- EXTRACTED INFORMATION:
+++

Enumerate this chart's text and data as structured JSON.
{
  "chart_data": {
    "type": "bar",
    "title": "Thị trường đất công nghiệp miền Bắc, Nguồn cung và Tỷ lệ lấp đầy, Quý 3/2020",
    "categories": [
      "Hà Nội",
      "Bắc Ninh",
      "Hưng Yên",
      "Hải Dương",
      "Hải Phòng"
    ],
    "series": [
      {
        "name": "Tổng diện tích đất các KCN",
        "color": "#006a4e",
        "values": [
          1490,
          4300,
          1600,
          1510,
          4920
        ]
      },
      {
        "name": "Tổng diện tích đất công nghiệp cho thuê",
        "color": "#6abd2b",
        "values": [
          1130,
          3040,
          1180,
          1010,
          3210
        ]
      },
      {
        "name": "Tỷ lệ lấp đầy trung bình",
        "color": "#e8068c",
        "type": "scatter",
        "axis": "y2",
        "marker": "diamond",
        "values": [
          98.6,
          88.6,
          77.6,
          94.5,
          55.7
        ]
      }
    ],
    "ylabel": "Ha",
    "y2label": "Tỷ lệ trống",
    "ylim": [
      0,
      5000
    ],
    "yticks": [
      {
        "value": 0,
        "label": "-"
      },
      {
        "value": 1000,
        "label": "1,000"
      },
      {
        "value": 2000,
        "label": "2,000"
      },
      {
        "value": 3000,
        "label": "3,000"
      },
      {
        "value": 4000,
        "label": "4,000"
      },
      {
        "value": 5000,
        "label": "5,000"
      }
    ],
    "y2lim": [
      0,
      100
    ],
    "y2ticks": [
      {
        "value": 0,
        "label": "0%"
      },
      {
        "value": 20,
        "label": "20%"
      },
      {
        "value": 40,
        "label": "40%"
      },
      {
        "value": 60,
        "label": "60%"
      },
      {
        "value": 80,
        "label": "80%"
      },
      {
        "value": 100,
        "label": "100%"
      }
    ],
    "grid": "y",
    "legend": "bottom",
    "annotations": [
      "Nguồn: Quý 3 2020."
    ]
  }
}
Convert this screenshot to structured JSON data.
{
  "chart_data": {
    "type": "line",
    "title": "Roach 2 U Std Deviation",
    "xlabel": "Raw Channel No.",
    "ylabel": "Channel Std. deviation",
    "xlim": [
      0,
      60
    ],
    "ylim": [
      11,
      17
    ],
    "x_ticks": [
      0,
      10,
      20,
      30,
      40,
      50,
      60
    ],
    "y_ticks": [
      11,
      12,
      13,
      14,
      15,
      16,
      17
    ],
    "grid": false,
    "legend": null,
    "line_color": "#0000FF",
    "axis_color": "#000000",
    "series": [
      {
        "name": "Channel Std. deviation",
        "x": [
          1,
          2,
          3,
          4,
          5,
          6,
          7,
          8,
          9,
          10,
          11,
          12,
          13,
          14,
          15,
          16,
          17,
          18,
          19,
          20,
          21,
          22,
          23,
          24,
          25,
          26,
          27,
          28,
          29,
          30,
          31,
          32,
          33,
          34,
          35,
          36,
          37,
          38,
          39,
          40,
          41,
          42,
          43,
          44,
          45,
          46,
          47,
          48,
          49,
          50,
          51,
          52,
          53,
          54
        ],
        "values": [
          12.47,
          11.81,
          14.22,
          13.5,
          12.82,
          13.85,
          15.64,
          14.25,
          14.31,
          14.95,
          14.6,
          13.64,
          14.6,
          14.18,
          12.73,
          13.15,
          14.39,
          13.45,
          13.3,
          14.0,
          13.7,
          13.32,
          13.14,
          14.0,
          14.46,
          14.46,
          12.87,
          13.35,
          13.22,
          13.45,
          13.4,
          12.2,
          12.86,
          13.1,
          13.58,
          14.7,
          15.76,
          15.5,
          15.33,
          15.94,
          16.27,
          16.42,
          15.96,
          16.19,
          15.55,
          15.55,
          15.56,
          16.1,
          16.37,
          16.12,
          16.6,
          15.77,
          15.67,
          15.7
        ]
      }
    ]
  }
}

+++

- GIVEN EXERCISE: In the records above, locate every line with the string "tích" and copy it.

- SOLVED EXERCISE:
        "name": "Tổng diện tích đất các KCN",
        "name": "Tổng diện tích đất công nghiệp cho thuê",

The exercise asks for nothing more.